PROVIDED RECORDS:
......

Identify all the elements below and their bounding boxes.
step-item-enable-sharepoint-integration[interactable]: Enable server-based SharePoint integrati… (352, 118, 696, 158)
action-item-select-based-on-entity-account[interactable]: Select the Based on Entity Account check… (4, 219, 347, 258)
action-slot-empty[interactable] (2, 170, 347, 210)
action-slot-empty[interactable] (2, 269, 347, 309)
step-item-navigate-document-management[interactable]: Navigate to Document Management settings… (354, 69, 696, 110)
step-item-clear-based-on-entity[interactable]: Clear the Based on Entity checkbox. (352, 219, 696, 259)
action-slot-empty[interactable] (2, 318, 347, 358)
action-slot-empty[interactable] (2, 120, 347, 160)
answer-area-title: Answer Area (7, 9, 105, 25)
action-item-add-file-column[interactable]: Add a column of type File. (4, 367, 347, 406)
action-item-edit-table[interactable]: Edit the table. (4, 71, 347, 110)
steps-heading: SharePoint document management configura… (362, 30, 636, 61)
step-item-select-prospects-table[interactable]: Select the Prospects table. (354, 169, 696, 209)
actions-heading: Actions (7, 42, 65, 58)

......

DIRECTION: Lay out the lines above as a Markdown table with the columns Row and Line, giving each line its row number and leaving out any blank lines.

EXERCISE RESULT:
| Row | Line |
|---|---|
| 1 | Identify all the elements below and their bounding boxes. |
| 2 | step-item-enable-sharepoint-integration[interactable]: Enable server-based SharePoint integrati… (352, 118, 696, 158) |
| 3 | action-item-select-based-on-entity-account[interactable]: Select the Based on Entity Account check… (4, 219, 347, 258) |
| 4 | action-slot-empty[interactable] (2, 170, 347, 210) |
| 5 | action-slot-empty[interactable] (2, 269, 347, 309) |
| 6 | step-item-navigate-document-management[interactable]: Navigate to Document Management settings… (354, 69, 696, 110) |
| 7 | step-item-clear-based-on-entity[interactable]: Clear the Based on Entity checkbox. (352, 219, 696, 259) |
| 8 | action-slot-empty[interactable] (2, 318, 347, 358) |
| 9 | action-slot-empty[interactable] (2, 120, 347, 160) |
| 10 | answer-area-title: Answer Area (7, 9, 105, 25) |
| 11 | action-item-add-file-column[interactable]: Add a column of type File. (4, 367, 347, 406) |
| 12 | action-item-edit-table[interactable]: Edit the table. (4, 71, 347, 110) |
| 13 | steps-heading: SharePoint document management configura… (362, 30, 636, 61) |
| 14 | step-item-select-prospects-table[interactable]: Select the Prospects table. (354, 169, 696, 209) |
| 15 | actions-heading: Actions (7, 42, 65, 58) |